Stored entries
####################
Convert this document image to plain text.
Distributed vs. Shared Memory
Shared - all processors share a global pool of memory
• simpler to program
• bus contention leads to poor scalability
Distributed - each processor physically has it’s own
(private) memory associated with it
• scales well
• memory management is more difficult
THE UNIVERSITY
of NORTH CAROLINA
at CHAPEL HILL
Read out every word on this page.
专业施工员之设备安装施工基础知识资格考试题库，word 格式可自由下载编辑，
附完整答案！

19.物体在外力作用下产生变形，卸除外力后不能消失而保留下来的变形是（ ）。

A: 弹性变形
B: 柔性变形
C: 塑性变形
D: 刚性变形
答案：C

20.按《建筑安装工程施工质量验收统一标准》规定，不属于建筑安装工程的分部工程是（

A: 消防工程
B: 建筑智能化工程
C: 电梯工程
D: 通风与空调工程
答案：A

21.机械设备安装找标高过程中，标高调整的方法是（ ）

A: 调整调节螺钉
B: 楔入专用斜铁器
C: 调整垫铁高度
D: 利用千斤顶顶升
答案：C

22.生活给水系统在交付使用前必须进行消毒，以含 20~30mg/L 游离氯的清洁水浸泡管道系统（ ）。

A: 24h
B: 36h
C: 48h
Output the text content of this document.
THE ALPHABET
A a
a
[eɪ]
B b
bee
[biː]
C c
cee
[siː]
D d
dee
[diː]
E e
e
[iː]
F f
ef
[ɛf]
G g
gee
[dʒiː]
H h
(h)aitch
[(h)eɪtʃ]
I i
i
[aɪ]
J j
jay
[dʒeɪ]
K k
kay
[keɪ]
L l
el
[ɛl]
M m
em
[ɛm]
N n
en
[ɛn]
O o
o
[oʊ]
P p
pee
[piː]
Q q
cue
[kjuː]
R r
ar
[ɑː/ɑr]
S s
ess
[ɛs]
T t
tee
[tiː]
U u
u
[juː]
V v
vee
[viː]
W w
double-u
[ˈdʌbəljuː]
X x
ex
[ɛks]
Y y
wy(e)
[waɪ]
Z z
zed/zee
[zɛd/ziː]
####################
**TASK TO CARRY OUT:**
Give an exact repetition of all the material.

**SOLUTION TO THE PROBLEM:**
Convert this document image to plain text.
Distributed vs. Shared Memory
Shared - all processors share a global pool of memory
• simpler to program
• bus contention leads to poor scalability
Distributed - each processor physically has it’s own
(private) memory associated with it
• scales well
• memory management is more difficult
THE UNIVERSITY
of NORTH CAROLINA
at CHAPEL HILL
Read out every word on this page.
专业施工员之设备安装施工基础知识资格考试题库，word 格式可自由下载编辑，
附完整答案！

19.物体在外力作用下产生变形，卸除外力后不能消失而保留下来的变形是（ ）。

A: 弹性变形
B: 柔性变形
C: 塑性变形
D: 刚性变形
答案：C

20.按《建筑安装工程施工质量验收统一标准》规定，不属于建筑安装工程的分部工程是（

A: 消防工程
B: 建筑智能化工程
C: 电梯工程
D: 通风与空调工程
答案：A

21.机械设备安装找标高过程中，标高调整的方法是（ ）

A: 调整调节螺钉
B: 楔入专用斜铁器
C: 调整垫铁高度
D: 利用千斤顶顶升
答案：C

22.生活给水系统在交付使用前必须进行消毒，以含 20~30mg/L 游离氯的清洁水浸泡管道系统（ ）。

A: 24h
B: 36h
C: 48h
Output the text content of this document.
THE ALPHABET
A a
a
[eɪ]
B b
bee
[biː]
C c
cee
[siː]
D d
dee
[diː]
E e
e
[iː]
F f
ef
[ɛf]
G g
gee
[dʒiː]
H h
(h)aitch
[(h)eɪtʃ]
I i
i
[aɪ]
J j
jay
[dʒeɪ]
K k
kay
[keɪ]
L l
el
[ɛl]
M m
em
[ɛm]
N n
en
[ɛn]
O o
o
[oʊ]
P p
pee
[piː]
Q q
cue
[kjuː]
R r
ar
[ɑː/ɑr]
S s
ess
[ɛs]
T t
tee
[tiː]
U u
u
[juː]
V v
vee
[viː]
W w
double-u
[ˈdʌbəljuː]
X x
ex
[ɛks]
Y y
wy(e)
[waɪ]
Z z
zed/zee
[zɛd/ziː]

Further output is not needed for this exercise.